◆ **Task statement**: The entries are to be returned exactly, with images left out.

Dataset excerpts
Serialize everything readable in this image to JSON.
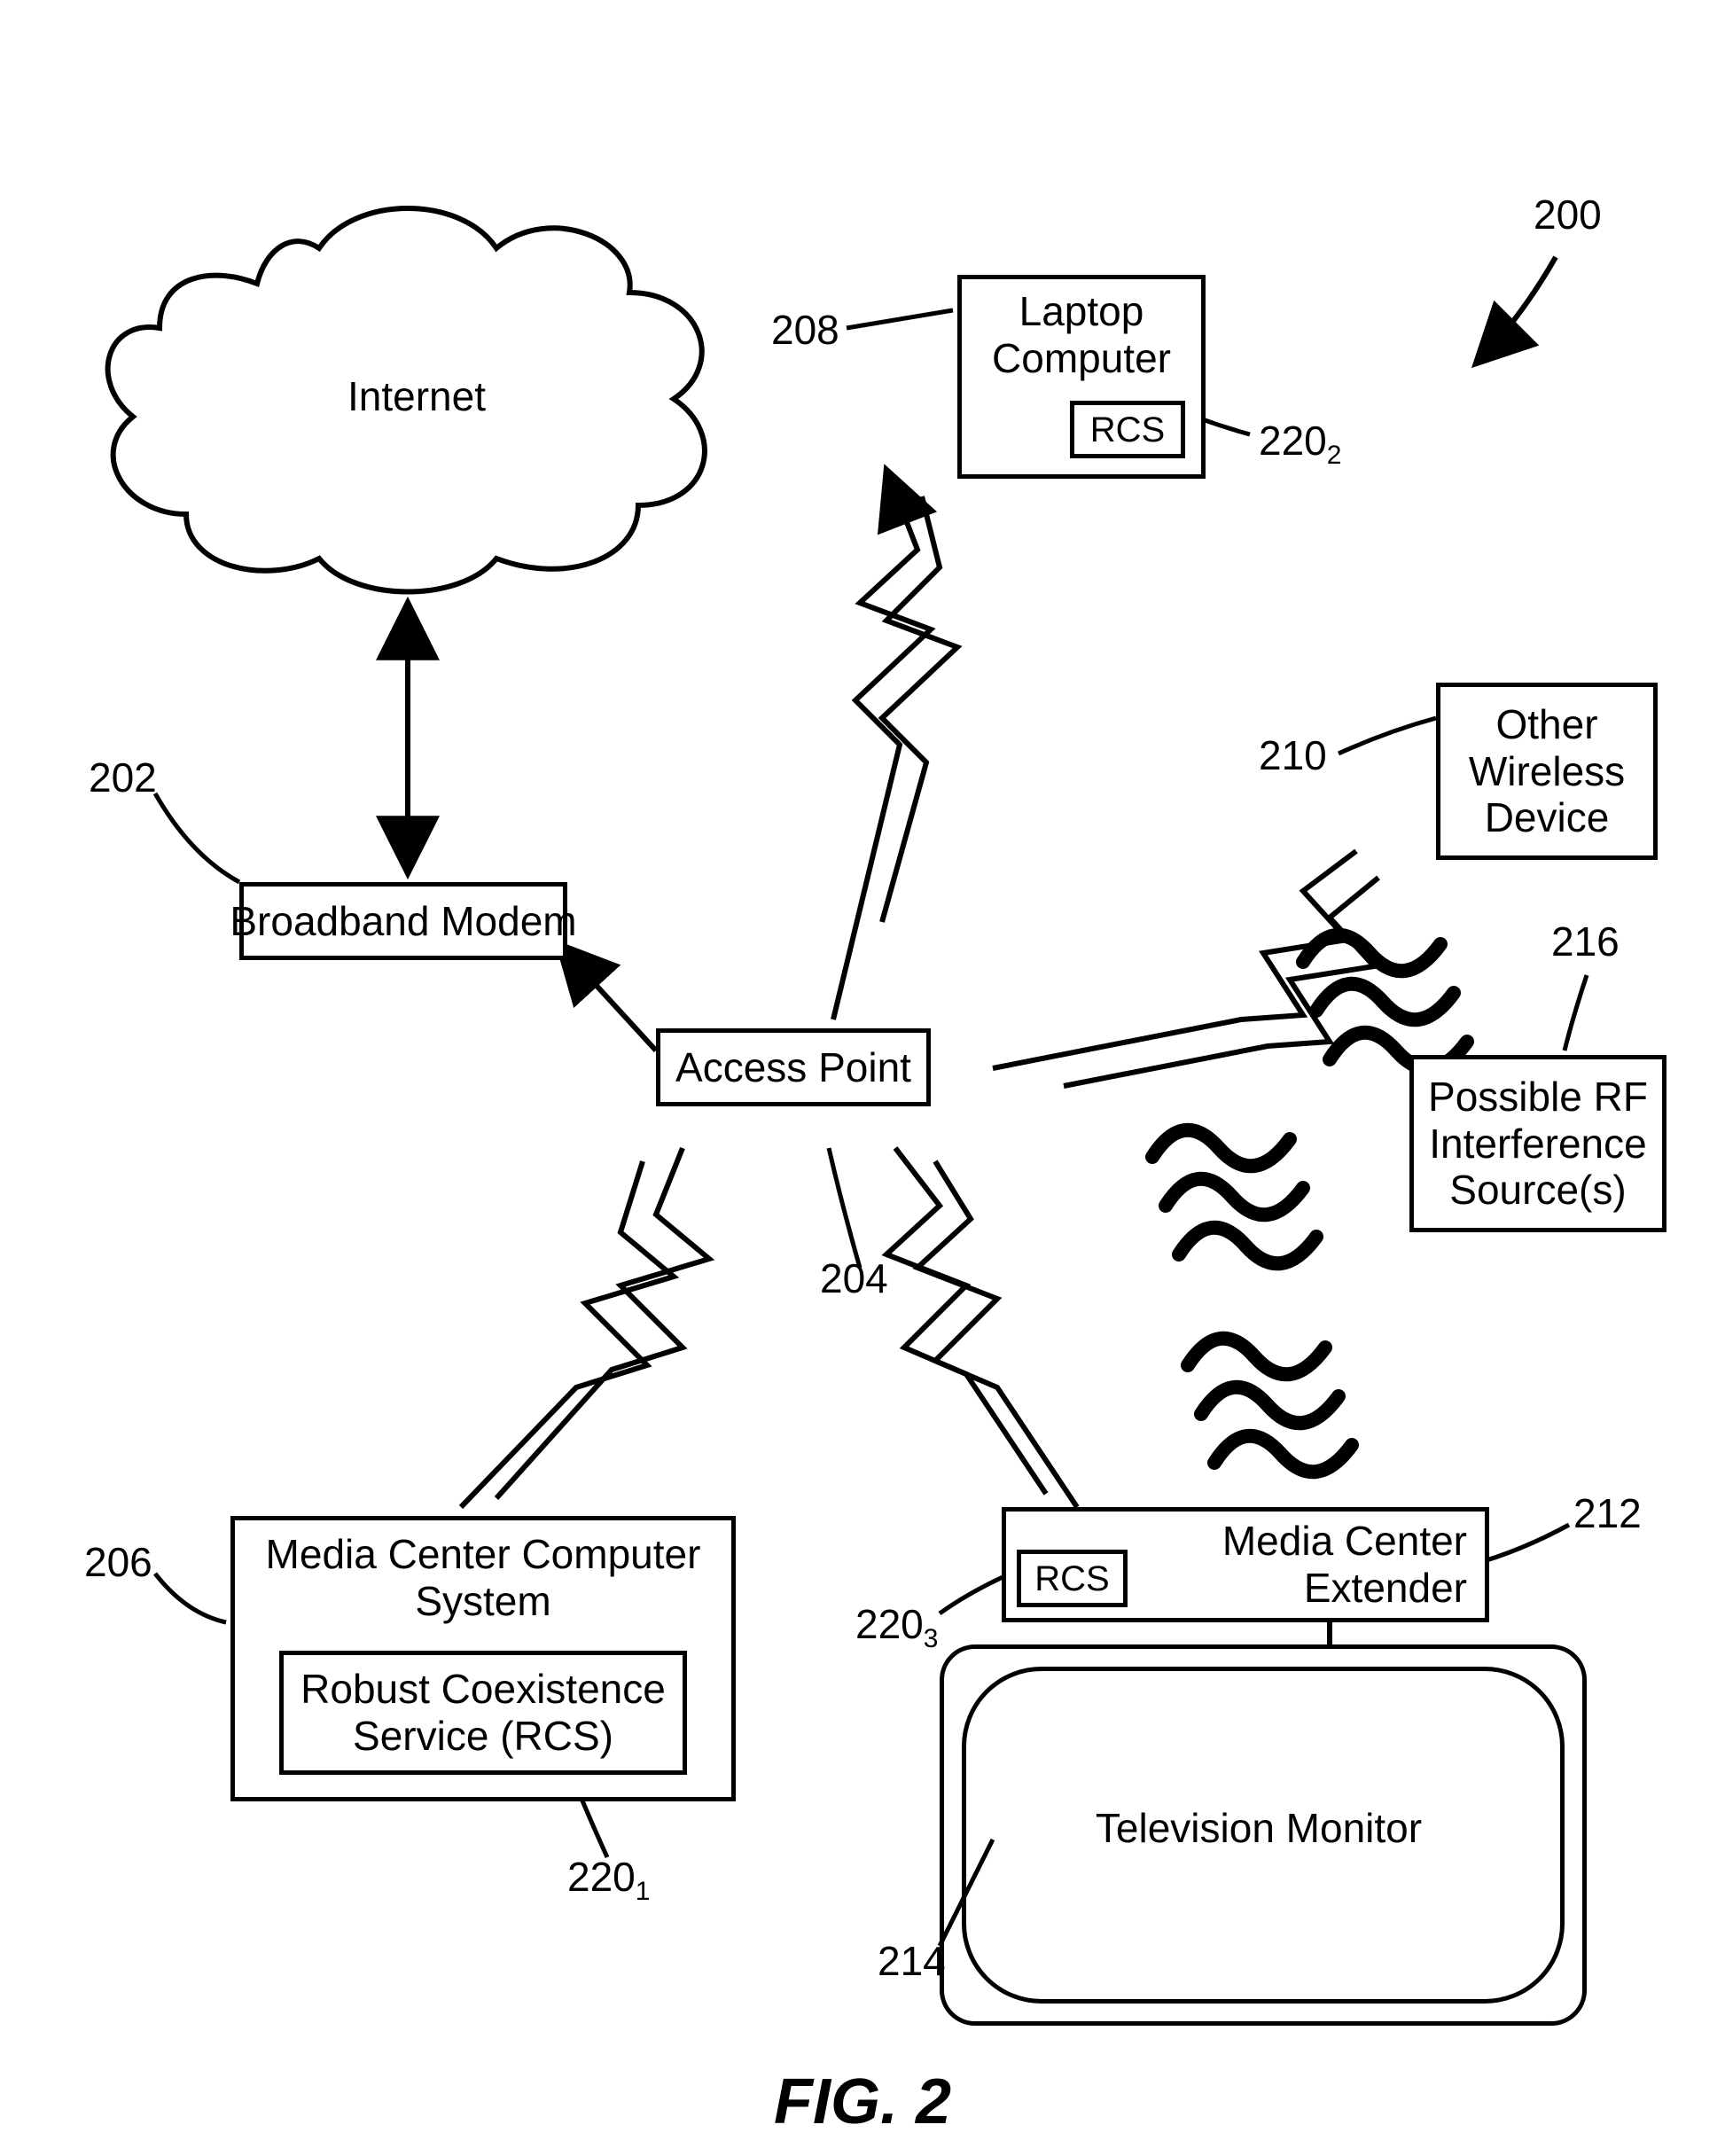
{
  "figure_caption": "FIG. 2",
  "refs": {
    "r200": "200",
    "r202": "202",
    "r204": "204",
    "r206": "206",
    "r208": "208",
    "r210": "210",
    "r212": "212",
    "r214": "214",
    "r216": "216",
    "r2201": "220",
    "r2201_sub": "1",
    "r2202": "220",
    "r2202_sub": "2",
    "r2203": "220",
    "r2203_sub": "3"
  },
  "nodes": {
    "internet": "Internet",
    "broadband_modem": "Broadband Modem",
    "access_point": "Access Point",
    "laptop_line1": "Laptop",
    "laptop_line2": "Computer",
    "laptop_rcs": "RCS",
    "other_line1": "Other",
    "other_line2": "Wireless",
    "other_line3": "Device",
    "rf_line1": "Possible RF",
    "rf_line2": "Interference",
    "rf_line3": "Source(s)",
    "media_center_line1": "Media Center Computer",
    "media_center_line2": "System",
    "rcs_full_line1": "Robust Coexistence",
    "rcs_full_line2": "Service (RCS)",
    "extender_line1": "Media Center",
    "extender_line2": "Extender",
    "extender_rcs": "RCS",
    "tv": "Television Monitor"
  }
}
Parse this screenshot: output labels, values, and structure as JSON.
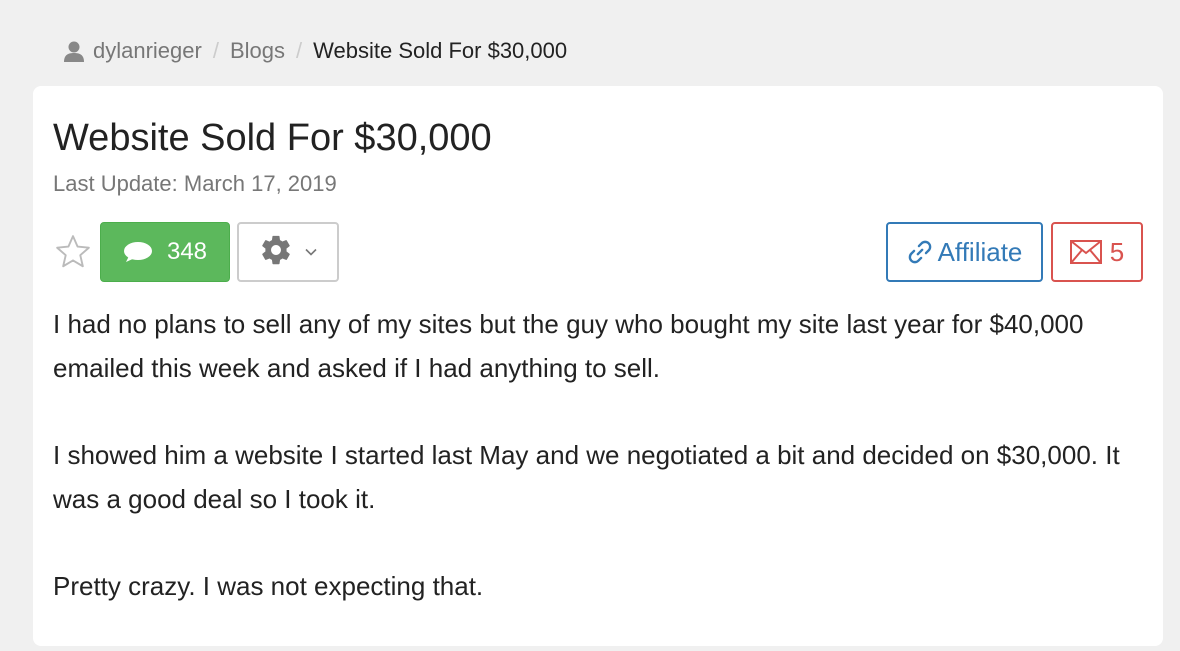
{
  "breadcrumb": {
    "user": "dylanrieger",
    "section": "Blogs",
    "current": "Website Sold For $30,000",
    "separator": "/"
  },
  "post": {
    "title": "Website Sold For $30,000",
    "last_update": "Last Update: March 17, 2019",
    "paragraphs": [
      "I had no plans to sell any of my sites but the guy who bought my site last year for $40,000 emailed this week and asked if I had anything to sell.",
      "I showed him a website I started last May and we negotiated a bit and decided on $30,000. It was a good deal so I took it.",
      "Pretty crazy. I was not expecting that."
    ]
  },
  "toolbar": {
    "comment_count": "348",
    "affiliate_label": "Affiliate",
    "message_count": "5"
  },
  "icons": {
    "user": "user-icon",
    "star": "star-icon",
    "comment": "comment-bubble-icon",
    "settings": "gear-icon",
    "caret": "chevron-down-icon",
    "link": "link-icon",
    "mail": "envelope-icon"
  },
  "colors": {
    "success": "#5cb85c",
    "primary": "#337ab7",
    "danger": "#d9534f",
    "muted": "#777777"
  }
}
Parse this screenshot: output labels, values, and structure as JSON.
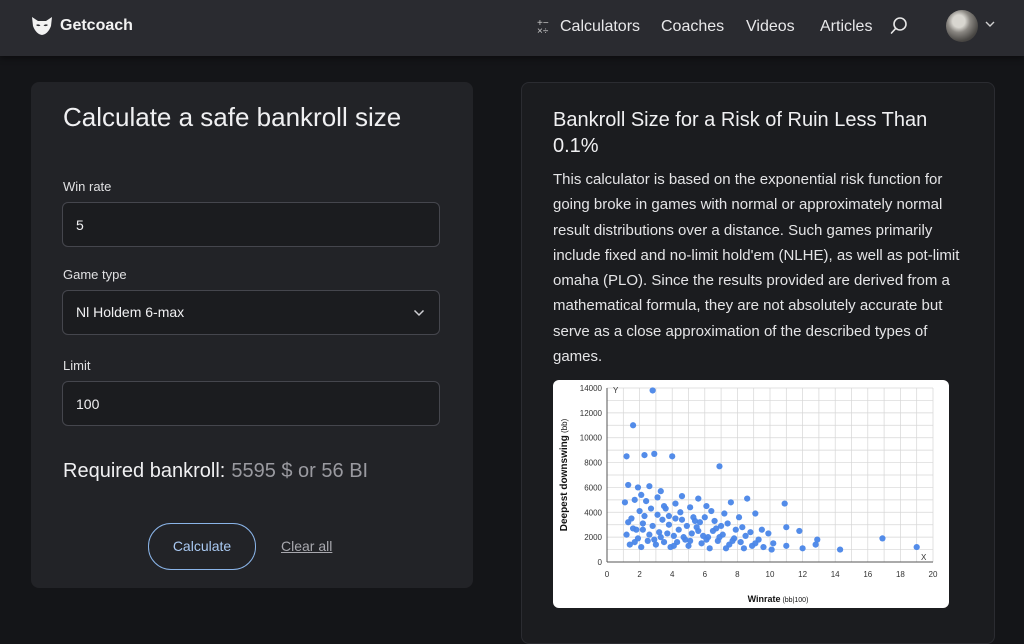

◆ **Complete answer**:
Serialize everything readable in this image to JSON.
{
  "figure_caption": "FIG. 2",
  "refs": {
    "r200": "200",
    "r202": "202",
    "r204": "204",
    "r206": "206",
    "r208": "208",
    "r210": "210",
    "r212": "212",
    "r214": "214",
    "r216": "216",
    "r2201": "220",
    "r2201_sub": "1",
    "r2202": "220",
    "r2202_sub": "2",
    "r2203": "220",
    "r2203_sub": "3"
  },
  "nodes": {
    "internet": "Internet",
    "broadband_modem": "Broadband Modem",
    "access_point": "Access Point",
    "laptop_line1": "Laptop",
    "laptop_line2": "Computer",
    "laptop_rcs": "RCS",
    "other_line1": "Other",
    "other_line2": "Wireless",
    "other_line3": "Device",
    "rf_line1": "Possible RF",
    "rf_line2": "Interference",
    "rf_line3": "Source(s)",
    "media_center_line1": "Media Center Computer",
    "media_center_line2": "System",
    "rcs_full_line1": "Robust Coexistence",
    "rcs_full_line2": "Service (RCS)",
    "extender_line1": "Media Center",
    "extender_line2": "Extender",
    "extender_rcs": "RCS",
    "tv": "Television Monitor"
  }
}
Parse this screenshot: output labels, values, and structure as JSON.
{
  "breadcrumb": {
    "user": "dylanrieger",
    "section": "Blogs",
    "current": "Website Sold For $30,000",
    "separator": "/"
  },
  "post": {
    "title": "Website Sold For $30,000",
    "last_update": "Last Update: March 17, 2019",
    "paragraphs": [
      "I had no plans to sell any of my sites but the guy who bought my site last year for $40,000 emailed this week and asked if I had anything to sell.",
      "I showed him a website I started last May and we negotiated a bit and decided on $30,000. It was a good deal so I took it.",
      "Pretty crazy. I was not expecting that."
    ]
  },
  "toolbar": {
    "comment_count": "348",
    "affiliate_label": "Affiliate",
    "message_count": "5"
  },
  "icons": {
    "user": "user-icon",
    "star": "star-icon",
    "comment": "comment-bubble-icon",
    "settings": "gear-icon",
    "caret": "chevron-down-icon",
    "link": "link-icon",
    "mail": "envelope-icon"
  },
  "colors": {
    "success": "#5cb85c",
    "primary": "#337ab7",
    "danger": "#d9534f",
    "muted": "#777777"
  }
}
Parse this screenshot: output labels, values, and structure as JSON.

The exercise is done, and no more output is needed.